ENTRIES SUPPLIED =>
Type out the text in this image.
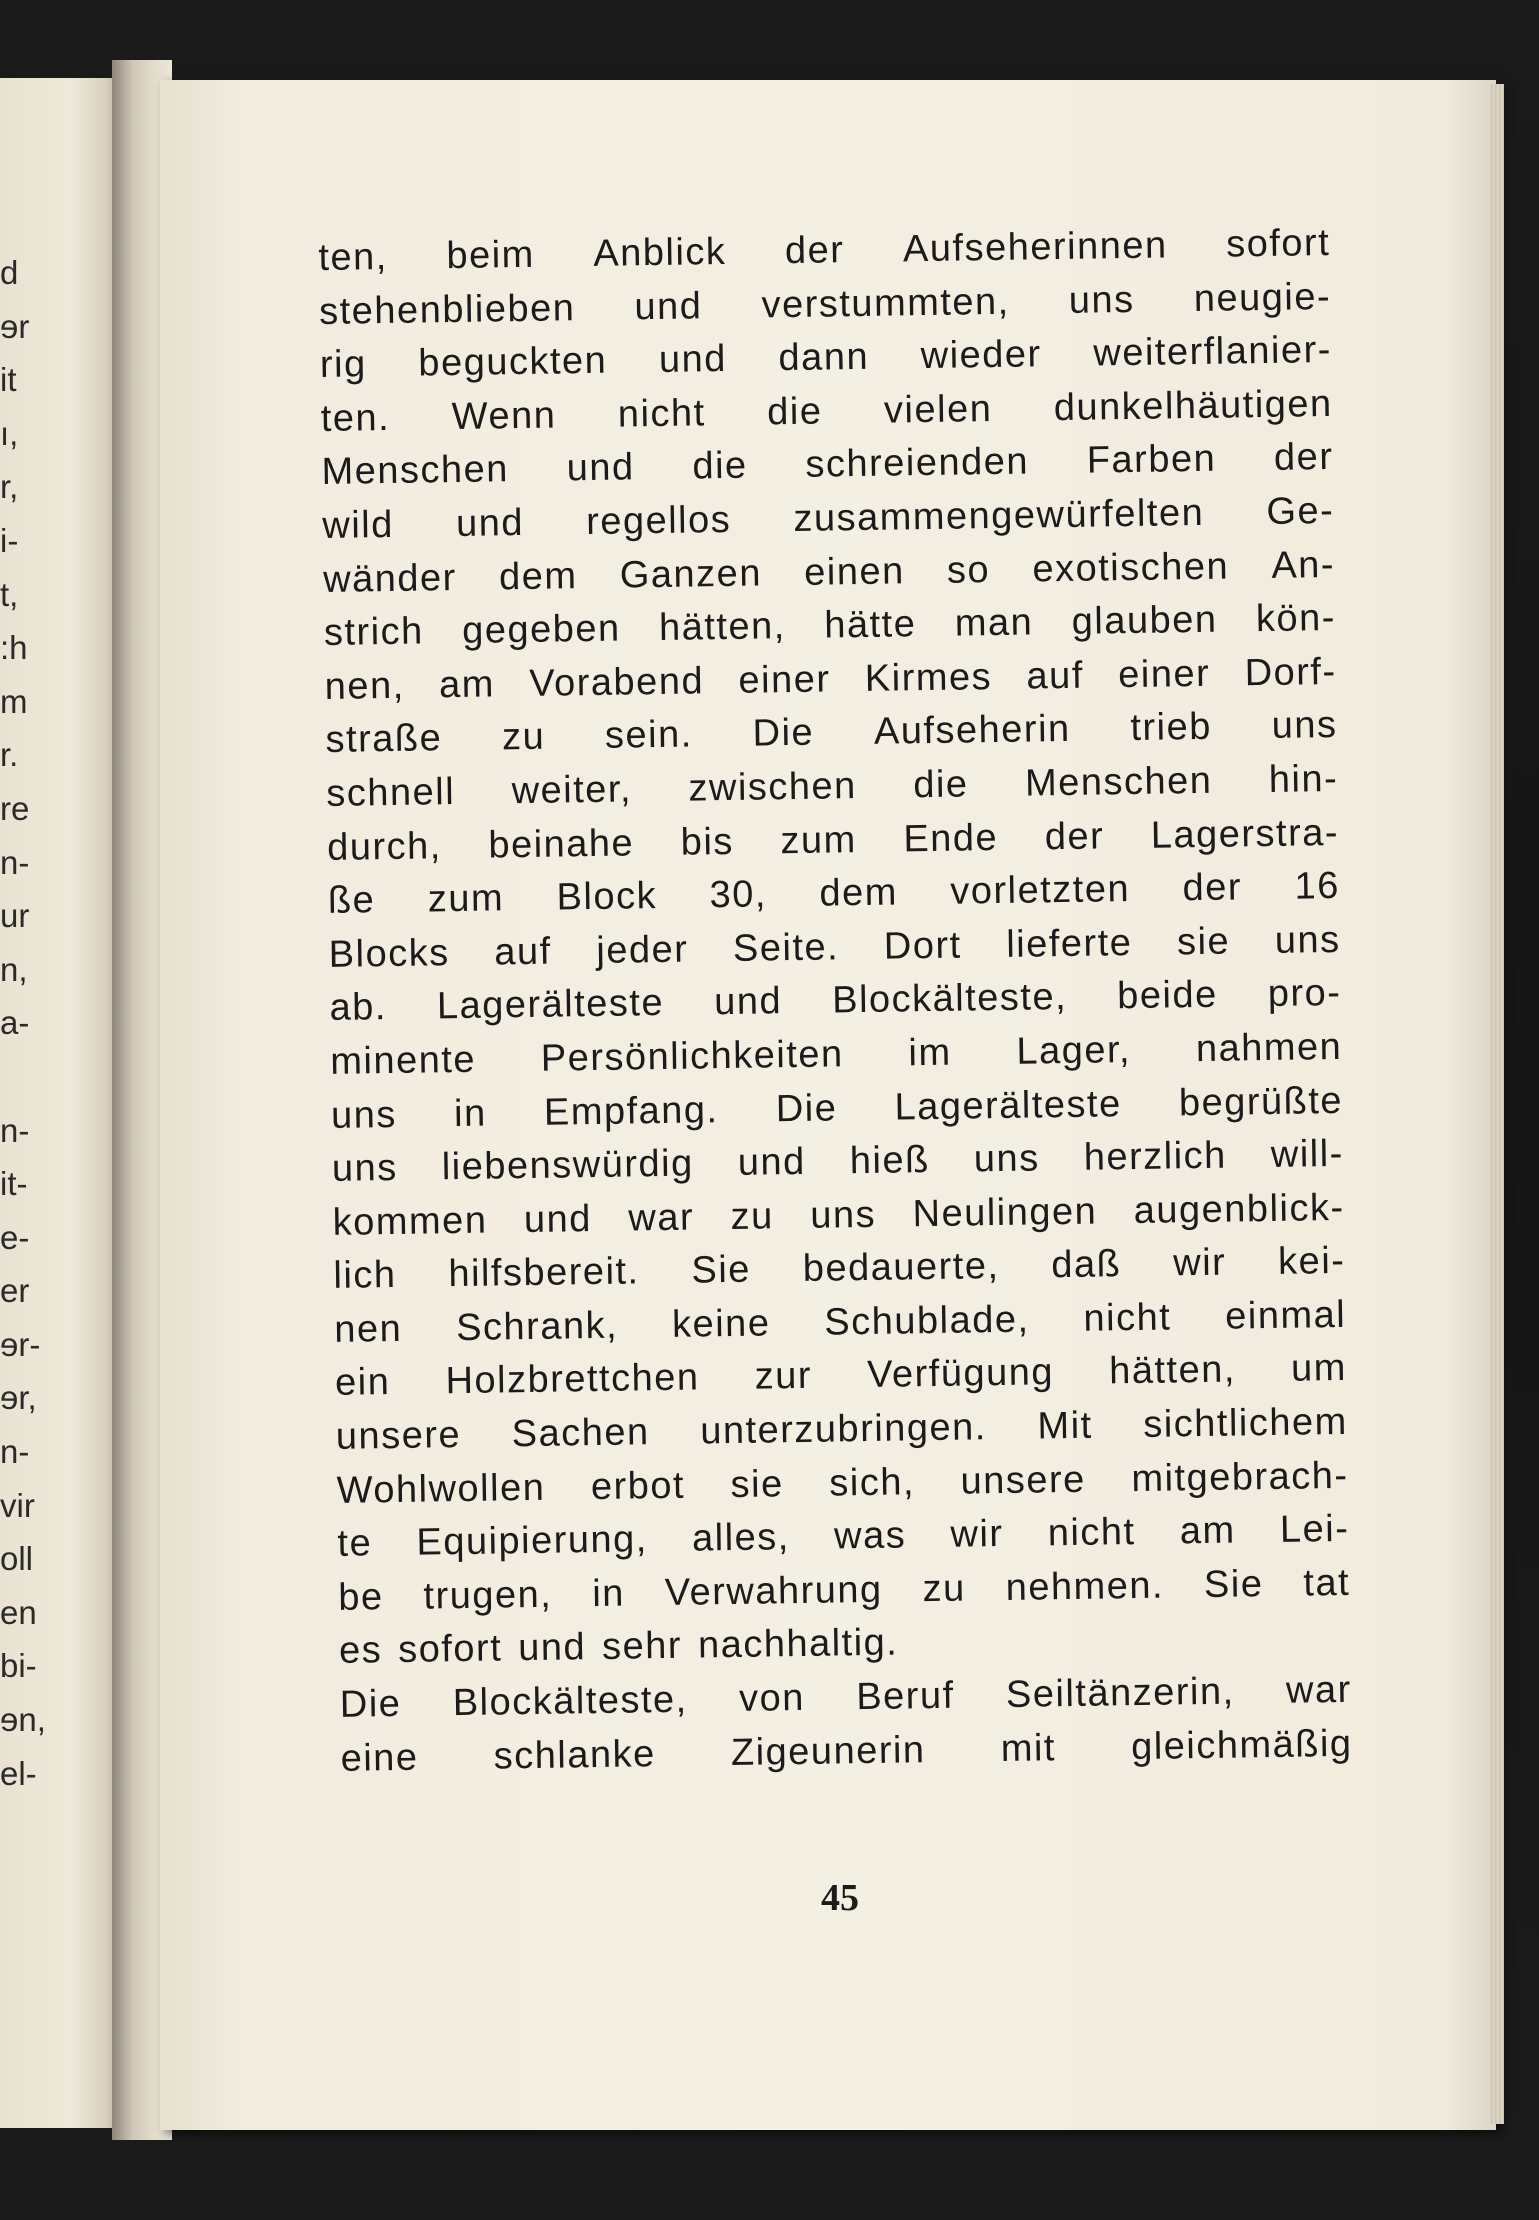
d
ɘr
it
ı,
r,
i-
t,
:h
m
r.
re
n-
ur
n,
a-
n-
it-
e-
er
ɘr-
ɘr,
n-
vir
oll
en
bi-
ɘn,
el-
ten, beim Anblick der Aufseherinnen sofort
stehenblieben und verstummten, uns neugie-
rig beguckten und dann wieder weiterflanier-
ten. Wenn nicht die vielen dunkelhäutigen
Menschen und die schreienden Farben der
wild und regellos zusammengewürfelten Ge-
wänder dem Ganzen einen so exotischen An-
strich gegeben hätten, hätte man glauben kön-
nen, am Vorabend einer Kirmes auf einer Dorf-
straße zu sein. Die Aufseherin trieb uns
schnell weiter, zwischen die Menschen hin-
durch, beinahe bis zum Ende der Lagerstra-
ße zum Block 30, dem vorletzten der 16
Blocks auf jeder Seite. Dort lieferte sie uns
ab. Lagerälteste und Blockälteste, beide pro-
minente Persönlichkeiten im Lager, nahmen
uns in Empfang. Die Lagerälteste begrüßte
uns liebenswürdig und hieß uns herzlich will-
kommen und war zu uns Neulingen augenblick-
lich hilfsbereit. Sie bedauerte, daß wir kei-
nen Schrank, keine Schublade, nicht einmal
ein Holzbrettchen zur Verfügung hätten, um
unsere Sachen unterzubringen. Mit sichtlichem
Wohlwollen erbot sie sich, unsere mitgebrach-
te Equipierung, alles, was wir nicht am Lei-
be trugen, in Verwahrung zu nehmen. Sie tat
es sofort und sehr nachhaltig.
Die Blockälteste, von Beruf Seiltänzerin, war
eine schlanke Zigeunerin mit gleichmäßig
45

AIM OF THE TASK => Copy each line that holds the word "nicht".

RESULT FOR THIS TASK =>
ten. Wenn nicht die vielen dunkelhäutigen
nen Schrank, keine Schublade, nicht einmal
te Equipierung, alles, was wir nicht am Lei-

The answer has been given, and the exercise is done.